— Start DATA TO PROCESS —

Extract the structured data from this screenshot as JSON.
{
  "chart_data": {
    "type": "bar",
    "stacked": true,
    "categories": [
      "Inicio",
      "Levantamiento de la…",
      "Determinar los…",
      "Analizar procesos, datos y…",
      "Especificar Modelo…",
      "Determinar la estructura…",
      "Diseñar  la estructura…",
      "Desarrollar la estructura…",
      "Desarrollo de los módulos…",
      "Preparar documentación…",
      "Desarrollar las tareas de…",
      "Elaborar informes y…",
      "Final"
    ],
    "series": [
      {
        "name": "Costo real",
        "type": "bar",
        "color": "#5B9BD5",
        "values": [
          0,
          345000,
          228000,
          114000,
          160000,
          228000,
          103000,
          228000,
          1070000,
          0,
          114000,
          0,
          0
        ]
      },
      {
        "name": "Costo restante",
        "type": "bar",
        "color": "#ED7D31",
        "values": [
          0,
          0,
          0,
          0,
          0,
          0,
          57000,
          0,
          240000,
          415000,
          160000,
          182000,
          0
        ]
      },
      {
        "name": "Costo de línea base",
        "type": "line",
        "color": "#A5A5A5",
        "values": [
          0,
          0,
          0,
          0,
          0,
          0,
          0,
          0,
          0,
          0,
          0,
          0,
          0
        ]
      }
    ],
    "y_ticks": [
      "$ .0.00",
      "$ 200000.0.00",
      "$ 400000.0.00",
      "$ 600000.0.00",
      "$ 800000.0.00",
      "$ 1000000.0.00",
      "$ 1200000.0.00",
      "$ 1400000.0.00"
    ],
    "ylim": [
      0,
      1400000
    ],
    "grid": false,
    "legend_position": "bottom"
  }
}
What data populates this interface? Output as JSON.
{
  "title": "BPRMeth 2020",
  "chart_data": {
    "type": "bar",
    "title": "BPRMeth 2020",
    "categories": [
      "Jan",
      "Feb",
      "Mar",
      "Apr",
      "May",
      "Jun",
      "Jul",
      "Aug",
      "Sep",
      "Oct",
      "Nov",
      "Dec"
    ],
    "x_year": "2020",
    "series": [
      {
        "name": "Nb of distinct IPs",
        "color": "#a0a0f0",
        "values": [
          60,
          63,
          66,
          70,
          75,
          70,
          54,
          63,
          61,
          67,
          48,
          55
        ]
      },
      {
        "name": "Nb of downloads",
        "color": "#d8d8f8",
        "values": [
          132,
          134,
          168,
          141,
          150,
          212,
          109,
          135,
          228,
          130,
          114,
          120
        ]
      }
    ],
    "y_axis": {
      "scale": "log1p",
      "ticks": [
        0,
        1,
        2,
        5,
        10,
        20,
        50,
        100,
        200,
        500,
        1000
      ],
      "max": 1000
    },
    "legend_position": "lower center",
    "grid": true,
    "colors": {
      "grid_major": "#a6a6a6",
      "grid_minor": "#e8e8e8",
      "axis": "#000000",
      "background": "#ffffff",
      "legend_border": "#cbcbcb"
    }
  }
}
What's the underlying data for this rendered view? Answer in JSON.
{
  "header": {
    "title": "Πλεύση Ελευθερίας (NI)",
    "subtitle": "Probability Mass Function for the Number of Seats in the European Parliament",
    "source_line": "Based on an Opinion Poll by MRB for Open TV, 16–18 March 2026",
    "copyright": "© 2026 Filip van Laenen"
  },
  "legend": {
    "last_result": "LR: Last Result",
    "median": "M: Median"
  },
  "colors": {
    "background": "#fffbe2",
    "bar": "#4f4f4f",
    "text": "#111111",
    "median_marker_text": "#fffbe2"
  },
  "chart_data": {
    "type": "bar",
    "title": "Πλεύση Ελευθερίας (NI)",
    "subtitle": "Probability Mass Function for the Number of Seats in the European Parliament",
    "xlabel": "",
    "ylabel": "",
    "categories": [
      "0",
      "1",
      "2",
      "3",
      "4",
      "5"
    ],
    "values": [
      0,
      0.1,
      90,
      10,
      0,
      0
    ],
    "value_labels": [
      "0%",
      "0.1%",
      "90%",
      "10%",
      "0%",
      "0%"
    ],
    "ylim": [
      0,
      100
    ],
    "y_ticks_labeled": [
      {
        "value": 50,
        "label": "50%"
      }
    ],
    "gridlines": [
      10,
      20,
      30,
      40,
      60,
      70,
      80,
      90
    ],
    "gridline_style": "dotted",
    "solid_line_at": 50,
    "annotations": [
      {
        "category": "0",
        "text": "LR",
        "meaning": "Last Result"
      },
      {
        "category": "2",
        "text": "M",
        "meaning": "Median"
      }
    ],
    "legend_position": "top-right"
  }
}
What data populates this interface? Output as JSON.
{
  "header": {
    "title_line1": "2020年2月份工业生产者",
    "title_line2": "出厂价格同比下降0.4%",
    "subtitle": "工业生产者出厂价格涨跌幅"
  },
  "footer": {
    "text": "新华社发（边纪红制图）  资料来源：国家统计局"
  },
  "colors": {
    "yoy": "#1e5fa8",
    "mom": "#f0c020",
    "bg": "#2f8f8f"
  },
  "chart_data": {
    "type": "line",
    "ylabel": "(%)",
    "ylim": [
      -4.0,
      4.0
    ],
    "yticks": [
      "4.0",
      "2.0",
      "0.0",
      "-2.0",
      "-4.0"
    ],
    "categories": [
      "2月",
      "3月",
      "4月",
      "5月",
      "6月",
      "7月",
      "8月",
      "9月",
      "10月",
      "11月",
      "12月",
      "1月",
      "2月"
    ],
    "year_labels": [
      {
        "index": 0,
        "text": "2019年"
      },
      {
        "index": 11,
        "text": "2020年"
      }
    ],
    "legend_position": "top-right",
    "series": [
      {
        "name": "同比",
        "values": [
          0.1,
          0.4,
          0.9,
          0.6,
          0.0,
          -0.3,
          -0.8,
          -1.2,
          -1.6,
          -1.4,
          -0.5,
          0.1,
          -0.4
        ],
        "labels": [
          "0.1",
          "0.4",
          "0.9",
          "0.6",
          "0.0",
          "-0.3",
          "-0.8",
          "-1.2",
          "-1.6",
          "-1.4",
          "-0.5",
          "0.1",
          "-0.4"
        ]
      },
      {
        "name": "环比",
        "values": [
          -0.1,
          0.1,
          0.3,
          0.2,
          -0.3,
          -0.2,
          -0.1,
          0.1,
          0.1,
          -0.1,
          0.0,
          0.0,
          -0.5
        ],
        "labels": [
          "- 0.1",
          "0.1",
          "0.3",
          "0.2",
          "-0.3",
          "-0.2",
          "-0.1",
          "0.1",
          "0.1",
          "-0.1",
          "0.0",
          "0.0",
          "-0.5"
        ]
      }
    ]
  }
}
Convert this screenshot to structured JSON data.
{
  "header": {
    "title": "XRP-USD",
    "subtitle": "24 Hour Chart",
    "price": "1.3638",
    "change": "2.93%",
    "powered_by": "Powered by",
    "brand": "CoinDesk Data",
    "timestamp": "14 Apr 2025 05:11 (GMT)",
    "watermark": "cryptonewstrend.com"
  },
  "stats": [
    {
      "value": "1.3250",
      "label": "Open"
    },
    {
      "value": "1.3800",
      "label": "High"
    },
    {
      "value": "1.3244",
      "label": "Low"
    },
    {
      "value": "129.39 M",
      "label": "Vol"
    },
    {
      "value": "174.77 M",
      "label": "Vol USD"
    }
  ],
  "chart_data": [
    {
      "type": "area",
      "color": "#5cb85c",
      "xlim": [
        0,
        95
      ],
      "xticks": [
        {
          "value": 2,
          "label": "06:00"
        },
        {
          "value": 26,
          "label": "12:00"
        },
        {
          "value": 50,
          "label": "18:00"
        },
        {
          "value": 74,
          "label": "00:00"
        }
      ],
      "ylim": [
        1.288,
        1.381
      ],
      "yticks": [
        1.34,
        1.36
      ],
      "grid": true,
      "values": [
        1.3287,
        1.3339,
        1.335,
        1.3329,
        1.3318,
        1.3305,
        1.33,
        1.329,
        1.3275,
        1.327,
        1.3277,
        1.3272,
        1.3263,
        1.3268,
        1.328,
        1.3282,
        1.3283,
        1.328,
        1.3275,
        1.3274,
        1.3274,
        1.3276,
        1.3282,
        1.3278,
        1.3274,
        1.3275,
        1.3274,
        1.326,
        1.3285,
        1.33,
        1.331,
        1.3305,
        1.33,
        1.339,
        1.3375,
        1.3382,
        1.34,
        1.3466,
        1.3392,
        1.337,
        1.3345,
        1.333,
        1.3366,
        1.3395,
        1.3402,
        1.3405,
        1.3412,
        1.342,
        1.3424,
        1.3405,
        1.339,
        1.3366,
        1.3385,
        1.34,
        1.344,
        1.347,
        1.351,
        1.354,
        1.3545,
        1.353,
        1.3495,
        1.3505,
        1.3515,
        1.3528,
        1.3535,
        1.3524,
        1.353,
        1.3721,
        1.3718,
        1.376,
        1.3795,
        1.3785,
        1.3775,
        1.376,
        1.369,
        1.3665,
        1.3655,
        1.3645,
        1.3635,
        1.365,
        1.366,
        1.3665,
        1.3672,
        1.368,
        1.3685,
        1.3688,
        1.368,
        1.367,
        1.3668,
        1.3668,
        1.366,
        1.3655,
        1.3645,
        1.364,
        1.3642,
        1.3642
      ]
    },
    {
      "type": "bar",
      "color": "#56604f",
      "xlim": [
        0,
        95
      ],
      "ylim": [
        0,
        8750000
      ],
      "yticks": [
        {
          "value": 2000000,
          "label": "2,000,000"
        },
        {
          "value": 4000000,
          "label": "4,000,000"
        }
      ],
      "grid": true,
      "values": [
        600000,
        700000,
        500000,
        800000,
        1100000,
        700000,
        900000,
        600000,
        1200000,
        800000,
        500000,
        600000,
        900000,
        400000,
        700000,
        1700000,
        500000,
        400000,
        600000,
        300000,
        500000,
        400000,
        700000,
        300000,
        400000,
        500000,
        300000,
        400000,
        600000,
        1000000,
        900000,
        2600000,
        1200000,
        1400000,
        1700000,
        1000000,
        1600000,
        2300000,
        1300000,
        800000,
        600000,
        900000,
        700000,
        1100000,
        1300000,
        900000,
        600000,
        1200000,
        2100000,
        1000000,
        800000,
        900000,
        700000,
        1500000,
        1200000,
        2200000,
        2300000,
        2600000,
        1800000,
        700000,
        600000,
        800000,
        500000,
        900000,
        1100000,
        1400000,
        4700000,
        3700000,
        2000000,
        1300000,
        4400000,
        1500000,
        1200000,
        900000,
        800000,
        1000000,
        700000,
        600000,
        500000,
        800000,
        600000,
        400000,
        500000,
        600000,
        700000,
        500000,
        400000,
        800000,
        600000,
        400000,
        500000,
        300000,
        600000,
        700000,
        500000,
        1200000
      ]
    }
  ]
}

— End DATA TO PROCESS —

### REQUIRED TASK
Scan the records above for the string "Open", then select every line that holds it.

### EXERCISE OUTPUT
    "source_line": "Based on an Opinion Poll by MRB for Open TV, 16–18 March 2026",
      "label": "Open"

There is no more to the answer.